Copy out the lines that have "content" in them.

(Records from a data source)
——————
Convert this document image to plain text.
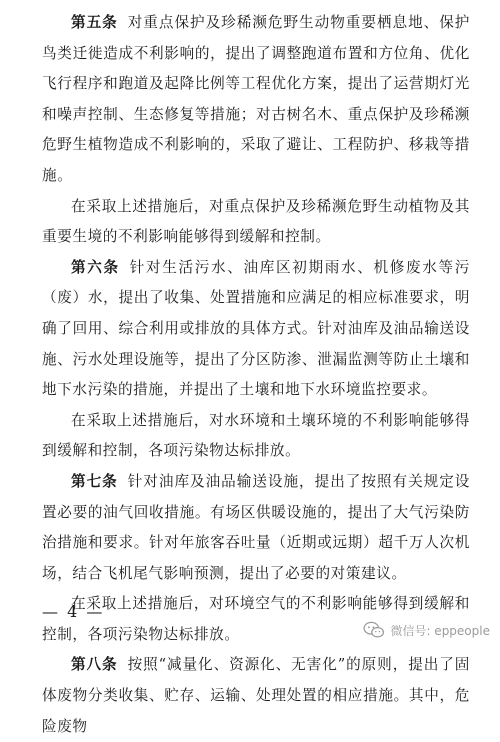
第五条 对重点保护及珍稀濒危野生动物重要栖息地、保护鸟类迁徙造成不利影响的，提出了调整跑道布置和方位角、优化飞行程序和跑道及起降比例等工程优化方案，提出了运营期灯光和噪声控制、生态修复等措施；对古树名木、重点保护及珍稀濒危野生植物造成不利影响的，采取了避让、工程防护、移栽等措施。

在采取上述措施后，对重点保护及珍稀濒危野生动植物及其重要生境的不利影响能够得到缓解和控制。

第六条 针对生活污水、油库区初期雨水、机修废水等污（废）水，提出了收集、处置措施和应满足的相应标准要求，明确了回用、综合利用或排放的具体方式。针对油库及油品输送设施、污水处理设施等，提出了分区防渗、泄漏监测等防止土壤和地下水污染的措施，并提出了土壤和地下水环境监控要求。

在采取上述措施后，对水环境和土壤环境的不利影响能够得到缓解和控制，各项污染物达标排放。

第七条 针对油库及油品输送设施，提出了按照有关规定设置必要的油气回收措施。有场区供暖设施的，提出了大气污染防治措施和要求。针对年旅客吞吐量（近期或远期）超千万人次机场，结合飞机尾气影响预测，提出了必要的对策建议。

在采取上述措施后，对环境空气的不利影响能够得到缓解和控制，各项污染物达标排放。

第八条 按照“减量化、资源化、无害化”的原则，提出了固体废物分类收集、贮存、运输、处理处置的相应措施。其中，危险废物

— 4 —
微信号: eppeople
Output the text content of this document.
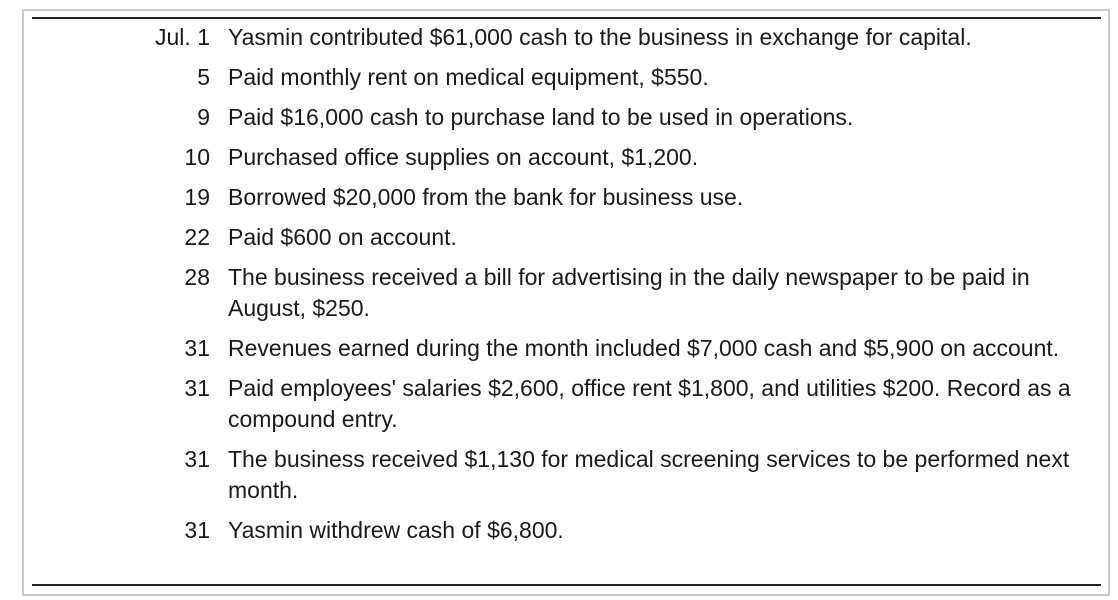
Jul. 1 Yasmin contributed $61,000 cash to the business in exchange for capital.
5 Paid monthly rent on medical equipment, $550.
9 Paid $16,000 cash to purchase land to be used in operations.
10 Purchased office supplies on account, $1,200.
19 Borrowed $20,000 from the bank for business use.
22 Paid $600 on account.
28 The business received a bill for advertising in the daily newspaper to be paid in August, $250.
31 Revenues earned during the month included $7,000 cash and $5,900 on account.
31 Paid employees' salaries $2,600, office rent $1,800, and utilities $200. Record as a compound entry.
31 The business received $1,130 for medical screening services to be performed next month.
31 Yasmin withdrew cash of $6,800.
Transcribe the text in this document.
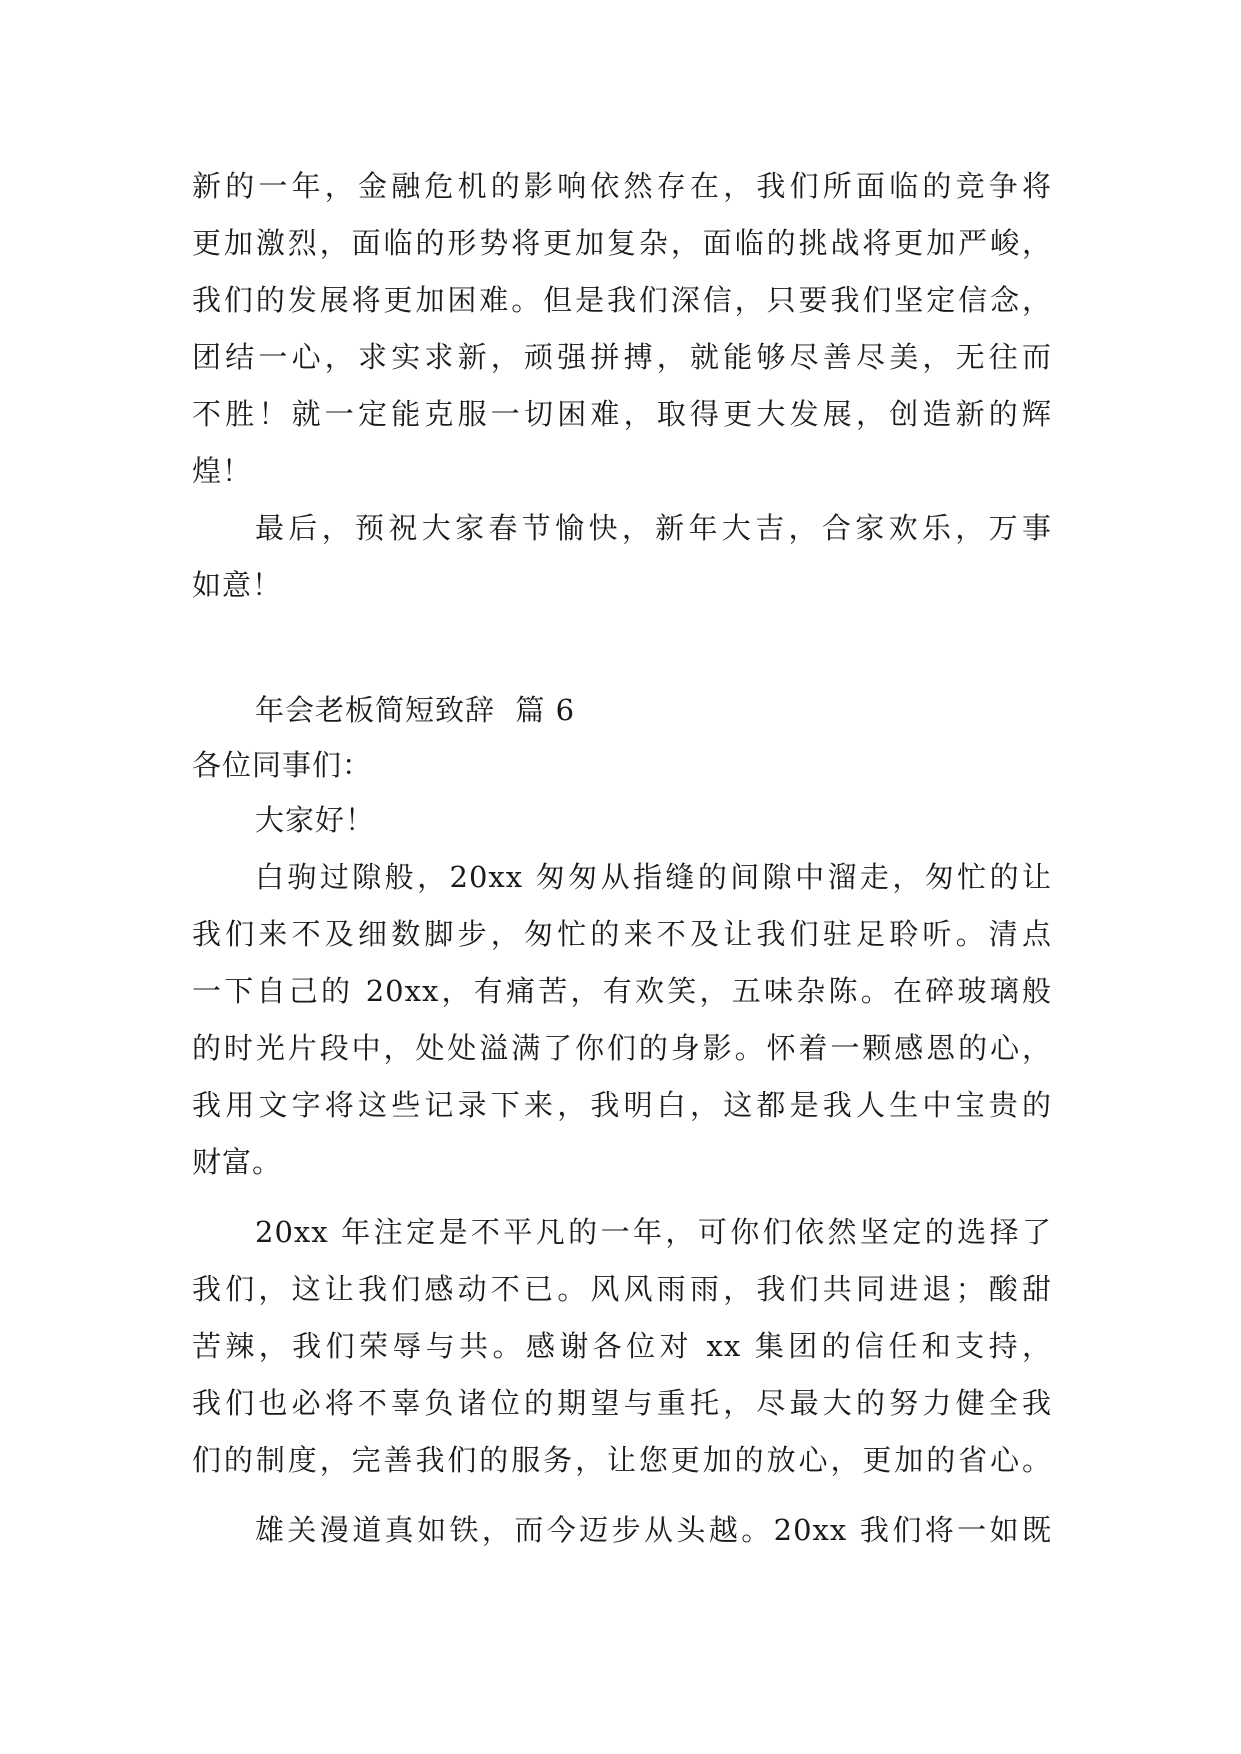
新的一年，金融危机的影响依然存在，我们所面临的竞争将
更加激烈，面临的形势将更加复杂，面临的挑战将更加严峻，
我们的发展将更加困难。但是我们深信，只要我们坚定信念，
团结一心，求实求新，顽强拼搏，就能够尽善尽美，无往而
不胜！就一定能克服一切困难，取得更大发展，创造新的辉
煌！
最后，预祝大家春节愉快，新年大吉，合家欢乐，万事
如意！
年会老板简短致辞  篇 6
各位同事们：
大家好！
白驹过隙般，20xx 匆匆从指缝的间隙中溜走，匆忙的让
我们来不及细数脚步，匆忙的来不及让我们驻足聆听。清点
一下自己的 20xx，有痛苦，有欢笑，五味杂陈。在碎玻璃般
的时光片段中，处处溢满了你们的身影。怀着一颗感恩的心，
我用文字将这些记录下来，我明白，这都是我人生中宝贵的
财富。
20xx 年注定是不平凡的一年，可你们依然坚定的选择了
我们，这让我们感动不已。风风雨雨，我们共同进退；酸甜
苦辣，我们荣辱与共。感谢各位对 xx 集团的信任和支持，
我们也必将不辜负诸位的期望与重托，尽最大的努力健全我
们的制度，完善我们的服务，让您更加的放心，更加的省心。
雄关漫道真如铁，而今迈步从头越。20xx 我们将一如既
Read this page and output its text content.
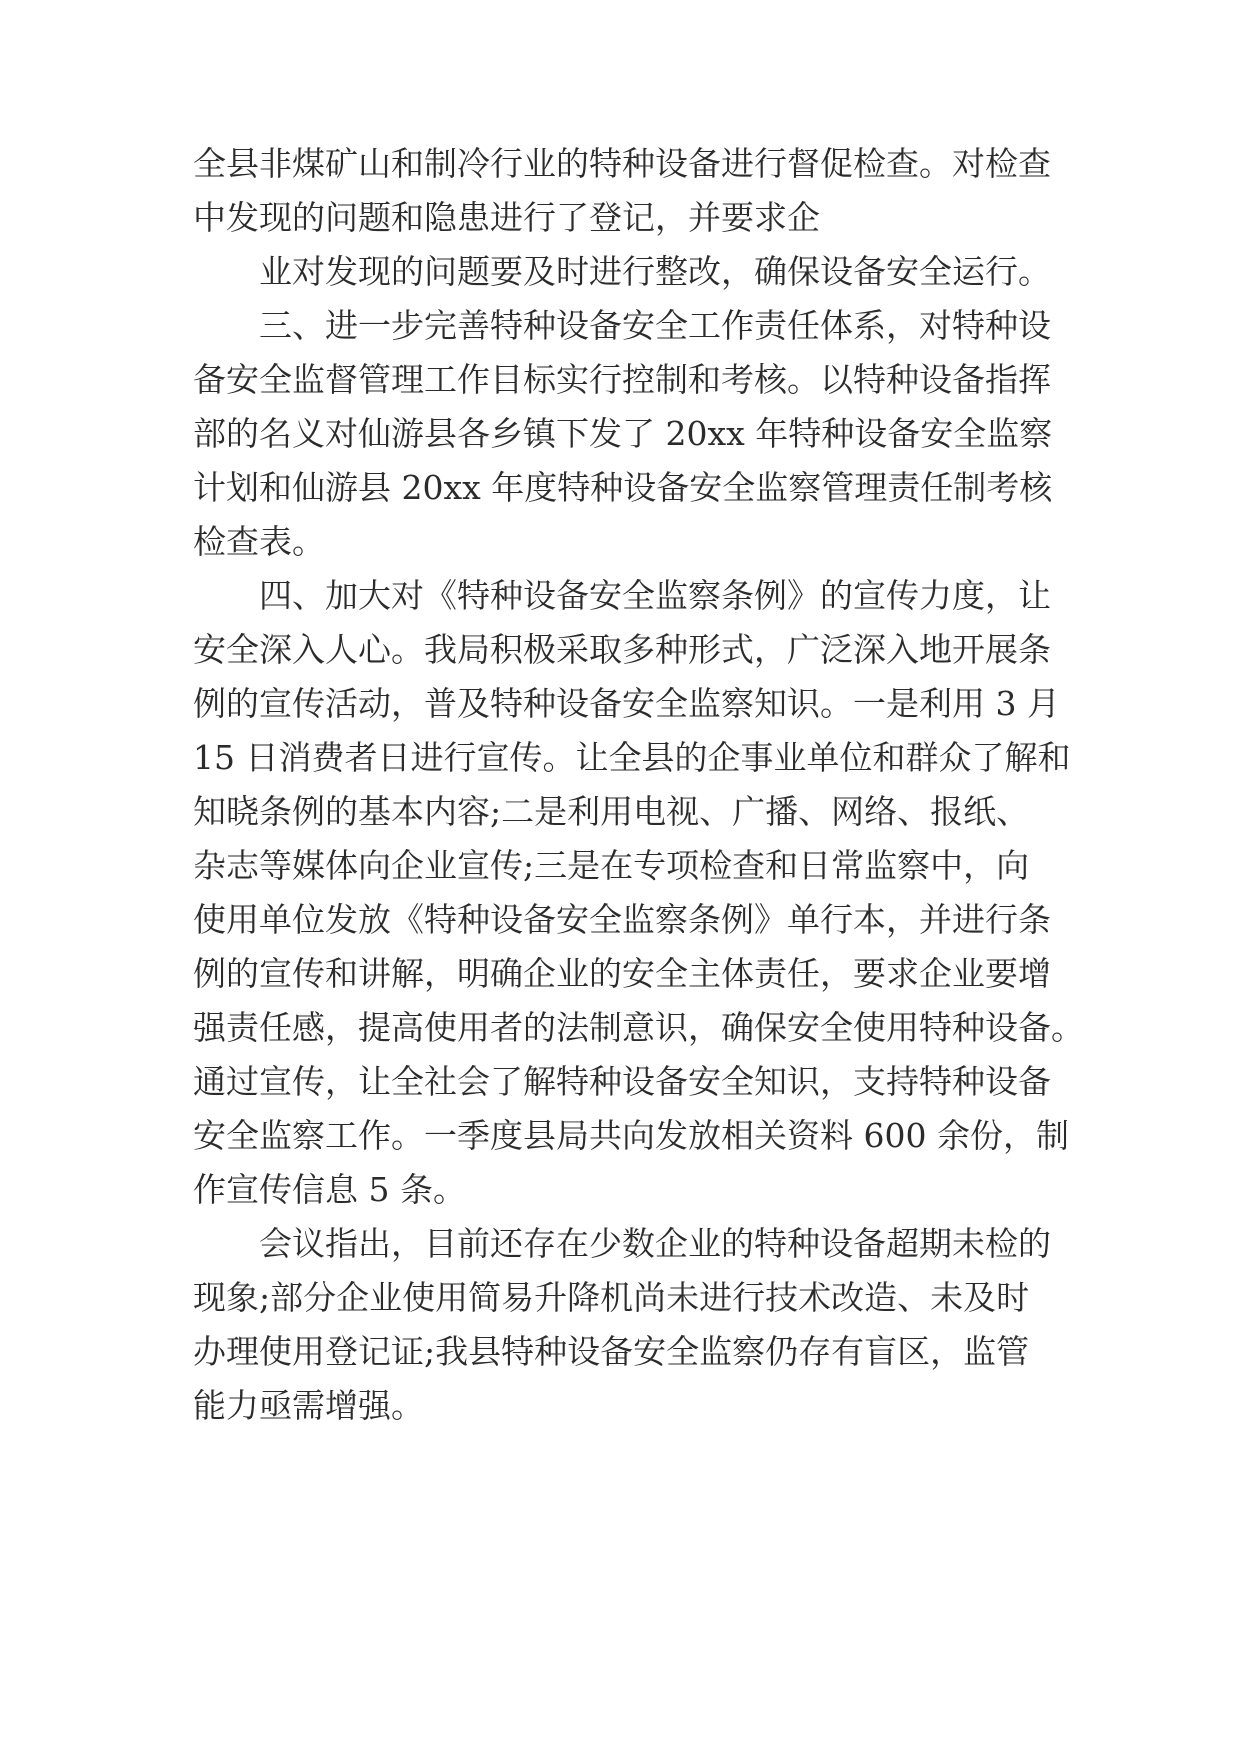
全县非煤矿山和制冷行业的特种设备进行督促检查。对检查
中发现的问题和隐患进行了登记，并要求企
业对发现的问题要及时进行整改，确保设备安全运行。
三、进一步完善特种设备安全工作责任体系，对特种设
备安全监督管理工作目标实行控制和考核。以特种设备指挥
部的名义对仙游县各乡镇下发了 20xx 年特种设备安全监察
计划和仙游县 20xx 年度特种设备安全监察管理责任制考核
检查表。
四、加大对《特种设备安全监察条例》的宣传力度，让
安全深入人心。我局积极采取多种形式，广泛深入地开展条
例的宣传活动，普及特种设备安全监察知识。一是利用 3 月
15 日消费者日进行宣传。让全县的企事业单位和群众了解和
知晓条例的基本内容;二是利用电视、广播、网络、报纸、
杂志等媒体向企业宣传;三是在专项检查和日常监察中，向
使用单位发放《特种设备安全监察条例》单行本，并进行条
例的宣传和讲解，明确企业的安全主体责任，要求企业要增
强责任感，提高使用者的法制意识，确保安全使用特种设备。
通过宣传，让全社会了解特种设备安全知识，支持特种设备
安全监察工作。一季度县局共向发放相关资料 600 余份，制
作宣传信息 5 条。
会议指出，目前还存在少数企业的特种设备超期未检的
现象;部分企业使用简易升降机尚未进行技术改造、未及时
办理使用登记证;我县特种设备安全监察仍存有盲区，监管
能力亟需增强。
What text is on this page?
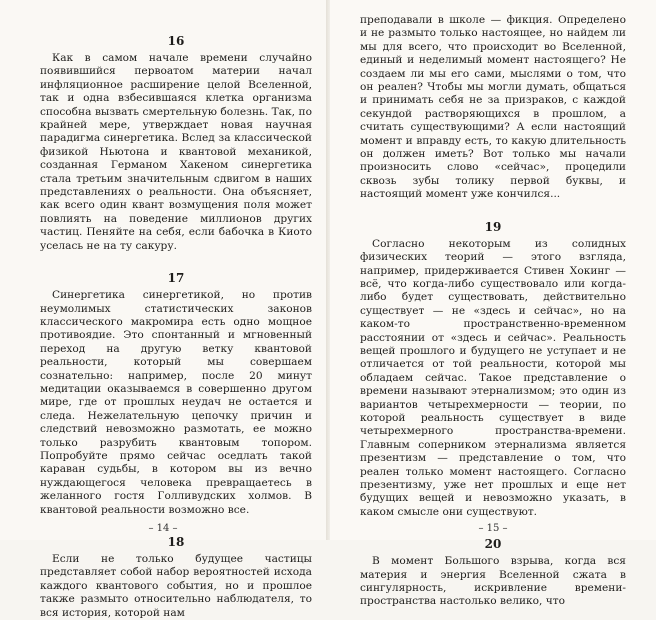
16

Как в самом начале времени случайно появившийся первоатом материи начал инфляционное расширение целой Вселенной, так и одна взбесившаяся клетка организма способна вызвать смертельную болезнь. Так, по крайней мере, утверждает новая научная парадигма синергетика. Вслед за классической физикой Ньютона и квантовой механикой, созданная Германом Хакеном синергетика стала третьим значительным сдвигом в наших представлениях о реальности. Она объясняет, как всего один квант возмущения поля может повлиять на поведение миллионов других частиц. Пеняйте на себя, если бабочка в Киото уселась не на ту сакуру.

17

Синергетика синергетикой, но против неумолимых статистических законов классического макромира есть одно мощное противоядие. Это спонтанный и мгновенный переход на другую ветку квантовой реальности, который мы совершаем сознательно: например, после 20 минут медитации оказываемся в совершенно другом мире, где от прошлых неудач не остается и следа. Нежелательную цепочку причин и следствий невозможно размотать, ее можно только разрубить квантовым топором. Попробуйте прямо сейчас оседлать такой караван судьбы, в котором вы из вечно нуждающегося человека превращаетесь в желанного гостя Голливудских холмов. В квантовой реальности возможно все.

18

Если не только будущее частицы представляет собой набор вероятностей исхода каждого квантового события, но и прошлое также размыто относительно наблюдателя, то вся история, которой нам

– 14 –

преподавали в школе — фикция. Определено и не размыто только настоящее, но найдем ли мы для всего, что происходит во Вселенной, единый и неделимый момент настоящего? Не создаем ли мы его сами, мыслями о том, что он реален? Чтобы мы могли думать, общаться и принимать себя не за призраков, с каждой секундой растворяющихся в прошлом, а считать существующими? А если настоящий момент и вправду есть, то какую длительность он должен иметь? Вот только мы начали произносить слово «сейчас», процедили сквозь зубы толику первой буквы, и настоящий момент уже кончился...

19

Согласно некоторым из солидных физических теорий — этого взгляда, например, придерживается Стивен Хокинг — всё, что когда-либо существовало или когда-либо будет существовать, действительно существует — не «здесь и сейчас», но на каком-то пространственно-временном расстоянии от «здесь и сейчас». Реальность вещей прошлого и будущего не уступает и не отличается от той реальности, которой мы обладаем сейчас. Такое представление о времени называют этернализмом; это один из вариантов четырехмерности — теории, по которой реальность существует в виде четырехмерного пространства-времени. Главным соперником этернализма является презентизм — представление о том, что реален только момент настоящего. Согласно презентизму, уже нет прошлых и еще нет будущих вещей и невозможно указать, в каком смысле они существуют.

20

В момент Большого взрыва, когда вся материя и энергия Вселенной сжата в сингулярность, искривление времени-пространства настолько велико, что

– 15 –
——————
= ANSWER BELOW =
Output the text content of this document.
Read this page and output its text content.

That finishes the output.